▶ _Information provided_
<<<<
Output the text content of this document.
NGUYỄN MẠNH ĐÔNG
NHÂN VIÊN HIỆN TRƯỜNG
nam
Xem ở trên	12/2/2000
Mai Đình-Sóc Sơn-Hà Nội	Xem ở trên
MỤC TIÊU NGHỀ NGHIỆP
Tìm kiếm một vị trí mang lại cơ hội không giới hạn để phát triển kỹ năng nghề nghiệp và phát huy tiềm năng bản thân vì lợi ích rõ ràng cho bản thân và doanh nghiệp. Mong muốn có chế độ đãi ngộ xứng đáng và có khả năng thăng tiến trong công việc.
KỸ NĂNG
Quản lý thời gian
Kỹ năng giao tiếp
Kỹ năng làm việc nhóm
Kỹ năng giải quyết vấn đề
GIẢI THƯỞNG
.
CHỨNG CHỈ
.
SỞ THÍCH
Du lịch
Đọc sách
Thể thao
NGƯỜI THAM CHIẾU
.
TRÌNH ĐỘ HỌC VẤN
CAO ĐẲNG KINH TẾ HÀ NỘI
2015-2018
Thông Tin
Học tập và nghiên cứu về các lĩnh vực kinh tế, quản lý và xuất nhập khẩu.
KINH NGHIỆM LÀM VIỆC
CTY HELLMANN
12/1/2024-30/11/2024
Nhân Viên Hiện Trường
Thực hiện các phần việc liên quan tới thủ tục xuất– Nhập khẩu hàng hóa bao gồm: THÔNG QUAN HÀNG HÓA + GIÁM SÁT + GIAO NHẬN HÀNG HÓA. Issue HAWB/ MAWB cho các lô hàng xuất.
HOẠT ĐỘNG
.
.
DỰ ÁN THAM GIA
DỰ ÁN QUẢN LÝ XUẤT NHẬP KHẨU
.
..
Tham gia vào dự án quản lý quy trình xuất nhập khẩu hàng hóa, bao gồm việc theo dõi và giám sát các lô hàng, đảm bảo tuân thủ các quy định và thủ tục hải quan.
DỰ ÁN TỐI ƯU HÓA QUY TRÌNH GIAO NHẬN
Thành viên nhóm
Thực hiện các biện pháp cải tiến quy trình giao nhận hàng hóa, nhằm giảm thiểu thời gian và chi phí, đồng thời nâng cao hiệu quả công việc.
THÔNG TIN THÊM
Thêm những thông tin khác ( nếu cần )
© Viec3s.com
>>>>
▶ _Given instruction_
Every line above needs to be retyped exactly.

▶ _The solution_
Output the text content of this document.
NGUYỄN MẠNH ĐÔNG
NHÂN VIÊN HIỆN TRƯỜNG
nam
Xem ở trên	12/2/2000
Mai Đình-Sóc Sơn-Hà Nội	Xem ở trên
MỤC TIÊU NGHỀ NGHIỆP
Tìm kiếm một vị trí mang lại cơ hội không giới hạn để phát triển kỹ năng nghề nghiệp và phát huy tiềm năng bản thân vì lợi ích rõ ràng cho bản thân và doanh nghiệp. Mong muốn có chế độ đãi ngộ xứng đáng và có khả năng thăng tiến trong công việc.
KỸ NĂNG
Quản lý thời gian
Kỹ năng giao tiếp
Kỹ năng làm việc nhóm
Kỹ năng giải quyết vấn đề
GIẢI THƯỞNG
.
CHỨNG CHỈ
.
SỞ THÍCH
Du lịch
Đọc sách
Thể thao
NGƯỜI THAM CHIẾU
.
TRÌNH ĐỘ HỌC VẤN
CAO ĐẲNG KINH TẾ HÀ NỘI
2015-2018
Thông Tin
Học tập và nghiên cứu về các lĩnh vực kinh tế, quản lý và xuất nhập khẩu.
KINH NGHIỆM LÀM VIỆC
CTY HELLMANN
12/1/2024-30/11/2024
Nhân Viên Hiện Trường
Thực hiện các phần việc liên quan tới thủ tục xuất– Nhập khẩu hàng hóa bao gồm: THÔNG QUAN HÀNG HÓA + GIÁM SÁT + GIAO NHẬN HÀNG HÓA. Issue HAWB/ MAWB cho các lô hàng xuất.
HOẠT ĐỘNG
.
.
DỰ ÁN THAM GIA
DỰ ÁN QUẢN LÝ XUẤT NHẬP KHẨU
.
..
Tham gia vào dự án quản lý quy trình xuất nhập khẩu hàng hóa, bao gồm việc theo dõi và giám sát các lô hàng, đảm bảo tuân thủ các quy định và thủ tục hải quan.
DỰ ÁN TỐI ƯU HÓA QUY TRÌNH GIAO NHẬN
Thành viên nhóm
Thực hiện các biện pháp cải tiến quy trình giao nhận hàng hóa, nhằm giảm thiểu thời gian và chi phí, đồng thời nâng cao hiệu quả công việc.
THÔNG TIN THÊM
Thêm những thông tin khác ( nếu cần )
© Viec3s.com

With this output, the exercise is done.